--- start Material for this task ---
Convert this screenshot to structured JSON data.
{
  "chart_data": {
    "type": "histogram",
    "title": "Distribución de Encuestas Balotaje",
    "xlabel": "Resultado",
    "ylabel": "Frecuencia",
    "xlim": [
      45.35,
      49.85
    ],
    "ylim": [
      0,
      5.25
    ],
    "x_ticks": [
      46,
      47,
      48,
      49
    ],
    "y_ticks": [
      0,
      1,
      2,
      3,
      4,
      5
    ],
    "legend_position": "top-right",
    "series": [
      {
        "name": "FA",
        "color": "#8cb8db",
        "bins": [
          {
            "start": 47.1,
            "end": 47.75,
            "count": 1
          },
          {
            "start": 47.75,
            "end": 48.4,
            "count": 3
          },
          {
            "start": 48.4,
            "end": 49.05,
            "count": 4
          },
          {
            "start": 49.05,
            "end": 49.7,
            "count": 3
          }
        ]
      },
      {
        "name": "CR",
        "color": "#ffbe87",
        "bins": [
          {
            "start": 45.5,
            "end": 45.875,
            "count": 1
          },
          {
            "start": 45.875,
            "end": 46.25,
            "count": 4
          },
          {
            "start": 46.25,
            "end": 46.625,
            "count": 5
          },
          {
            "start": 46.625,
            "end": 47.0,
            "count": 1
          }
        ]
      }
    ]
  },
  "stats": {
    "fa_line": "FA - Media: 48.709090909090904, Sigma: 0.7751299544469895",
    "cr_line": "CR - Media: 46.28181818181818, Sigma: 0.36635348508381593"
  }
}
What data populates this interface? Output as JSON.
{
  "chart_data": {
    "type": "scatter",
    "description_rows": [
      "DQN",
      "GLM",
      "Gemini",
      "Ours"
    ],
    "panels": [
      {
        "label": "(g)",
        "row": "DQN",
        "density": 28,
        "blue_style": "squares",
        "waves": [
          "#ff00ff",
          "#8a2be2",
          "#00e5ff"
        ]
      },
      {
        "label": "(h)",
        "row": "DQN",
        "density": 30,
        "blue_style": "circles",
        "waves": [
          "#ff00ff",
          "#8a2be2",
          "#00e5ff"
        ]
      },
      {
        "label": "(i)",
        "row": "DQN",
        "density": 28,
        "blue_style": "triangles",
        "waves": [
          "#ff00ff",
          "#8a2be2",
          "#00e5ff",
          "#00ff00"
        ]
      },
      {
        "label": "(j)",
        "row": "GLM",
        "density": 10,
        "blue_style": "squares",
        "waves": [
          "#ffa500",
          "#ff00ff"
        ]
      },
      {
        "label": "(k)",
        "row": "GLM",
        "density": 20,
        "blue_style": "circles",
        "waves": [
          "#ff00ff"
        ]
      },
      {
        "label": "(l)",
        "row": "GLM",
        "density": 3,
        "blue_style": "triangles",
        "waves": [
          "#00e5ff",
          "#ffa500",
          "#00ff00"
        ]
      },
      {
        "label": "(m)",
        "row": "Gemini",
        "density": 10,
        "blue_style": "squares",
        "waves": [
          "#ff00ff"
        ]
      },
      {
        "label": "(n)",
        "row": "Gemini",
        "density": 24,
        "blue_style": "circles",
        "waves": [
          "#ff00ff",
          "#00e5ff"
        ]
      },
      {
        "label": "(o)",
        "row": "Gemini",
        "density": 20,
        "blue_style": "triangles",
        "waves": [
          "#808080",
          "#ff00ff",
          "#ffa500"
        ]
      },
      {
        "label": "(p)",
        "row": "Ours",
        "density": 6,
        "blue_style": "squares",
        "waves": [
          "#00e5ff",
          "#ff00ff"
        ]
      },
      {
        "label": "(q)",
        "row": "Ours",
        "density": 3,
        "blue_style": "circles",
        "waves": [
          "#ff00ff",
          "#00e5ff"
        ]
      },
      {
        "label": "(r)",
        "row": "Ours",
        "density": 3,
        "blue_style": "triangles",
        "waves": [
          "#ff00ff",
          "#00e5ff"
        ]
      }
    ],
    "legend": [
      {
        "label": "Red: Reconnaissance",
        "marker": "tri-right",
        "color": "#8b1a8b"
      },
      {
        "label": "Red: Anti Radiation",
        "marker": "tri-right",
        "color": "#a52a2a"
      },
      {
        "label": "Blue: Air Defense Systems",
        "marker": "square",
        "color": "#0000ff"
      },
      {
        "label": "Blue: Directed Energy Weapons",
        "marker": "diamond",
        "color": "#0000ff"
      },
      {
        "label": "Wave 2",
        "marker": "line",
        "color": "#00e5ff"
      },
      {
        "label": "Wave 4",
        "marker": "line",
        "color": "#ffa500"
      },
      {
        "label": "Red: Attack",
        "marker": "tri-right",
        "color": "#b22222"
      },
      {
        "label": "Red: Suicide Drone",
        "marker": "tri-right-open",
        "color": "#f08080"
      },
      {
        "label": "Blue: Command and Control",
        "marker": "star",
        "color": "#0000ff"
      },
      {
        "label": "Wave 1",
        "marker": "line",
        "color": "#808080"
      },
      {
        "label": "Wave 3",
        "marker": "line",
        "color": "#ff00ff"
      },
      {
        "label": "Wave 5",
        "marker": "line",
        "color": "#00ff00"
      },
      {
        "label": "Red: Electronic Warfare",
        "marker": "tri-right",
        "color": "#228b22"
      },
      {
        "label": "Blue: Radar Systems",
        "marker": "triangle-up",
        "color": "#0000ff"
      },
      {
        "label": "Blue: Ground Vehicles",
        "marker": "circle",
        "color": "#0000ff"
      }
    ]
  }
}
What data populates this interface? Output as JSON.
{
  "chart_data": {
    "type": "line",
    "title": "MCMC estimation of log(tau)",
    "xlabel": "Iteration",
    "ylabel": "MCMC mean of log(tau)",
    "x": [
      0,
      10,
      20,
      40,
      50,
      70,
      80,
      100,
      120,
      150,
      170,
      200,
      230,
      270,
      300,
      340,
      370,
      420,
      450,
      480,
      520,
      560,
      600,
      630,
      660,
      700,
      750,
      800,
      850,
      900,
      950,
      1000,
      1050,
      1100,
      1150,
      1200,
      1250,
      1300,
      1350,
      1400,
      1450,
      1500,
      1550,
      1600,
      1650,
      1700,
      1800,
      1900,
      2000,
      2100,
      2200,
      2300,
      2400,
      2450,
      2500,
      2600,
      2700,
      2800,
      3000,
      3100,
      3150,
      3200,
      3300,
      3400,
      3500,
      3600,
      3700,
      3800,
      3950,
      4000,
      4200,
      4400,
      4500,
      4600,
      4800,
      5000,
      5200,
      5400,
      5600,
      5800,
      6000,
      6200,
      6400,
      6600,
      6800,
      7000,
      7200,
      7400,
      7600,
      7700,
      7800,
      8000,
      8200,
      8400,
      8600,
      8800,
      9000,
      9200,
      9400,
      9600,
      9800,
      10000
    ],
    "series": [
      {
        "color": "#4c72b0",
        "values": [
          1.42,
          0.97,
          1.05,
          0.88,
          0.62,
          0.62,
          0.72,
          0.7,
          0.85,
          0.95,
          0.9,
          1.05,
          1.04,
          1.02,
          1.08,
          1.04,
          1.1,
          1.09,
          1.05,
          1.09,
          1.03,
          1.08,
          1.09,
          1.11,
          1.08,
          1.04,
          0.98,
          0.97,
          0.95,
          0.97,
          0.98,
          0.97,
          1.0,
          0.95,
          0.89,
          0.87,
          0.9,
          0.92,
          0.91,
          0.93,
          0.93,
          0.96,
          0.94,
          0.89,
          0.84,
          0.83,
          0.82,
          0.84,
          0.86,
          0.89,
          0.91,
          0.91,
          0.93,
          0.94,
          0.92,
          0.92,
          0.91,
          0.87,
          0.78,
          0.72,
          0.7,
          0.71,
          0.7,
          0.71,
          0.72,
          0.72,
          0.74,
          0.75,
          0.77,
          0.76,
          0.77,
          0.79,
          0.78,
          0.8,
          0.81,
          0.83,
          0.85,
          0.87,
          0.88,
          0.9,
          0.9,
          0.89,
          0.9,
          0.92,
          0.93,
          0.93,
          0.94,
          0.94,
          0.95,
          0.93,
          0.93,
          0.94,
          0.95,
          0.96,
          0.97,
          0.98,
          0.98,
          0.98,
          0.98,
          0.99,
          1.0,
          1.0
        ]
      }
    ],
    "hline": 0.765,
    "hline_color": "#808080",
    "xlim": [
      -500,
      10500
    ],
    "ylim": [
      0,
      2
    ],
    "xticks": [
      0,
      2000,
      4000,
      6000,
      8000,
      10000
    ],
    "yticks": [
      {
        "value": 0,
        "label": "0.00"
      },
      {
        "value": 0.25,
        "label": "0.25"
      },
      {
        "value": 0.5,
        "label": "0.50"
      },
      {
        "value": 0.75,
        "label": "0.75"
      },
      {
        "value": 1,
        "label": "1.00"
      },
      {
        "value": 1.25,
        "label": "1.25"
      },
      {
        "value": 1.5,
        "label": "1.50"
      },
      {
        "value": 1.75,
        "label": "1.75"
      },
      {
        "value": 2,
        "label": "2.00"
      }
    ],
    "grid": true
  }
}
--- end Material for this task ---
*Directions for this task*
Show every line where the string "Systems" appears.

*Exercise answer*
        "label": "Blue: Air Defense Systems",
        "label": "Blue: Radar Systems",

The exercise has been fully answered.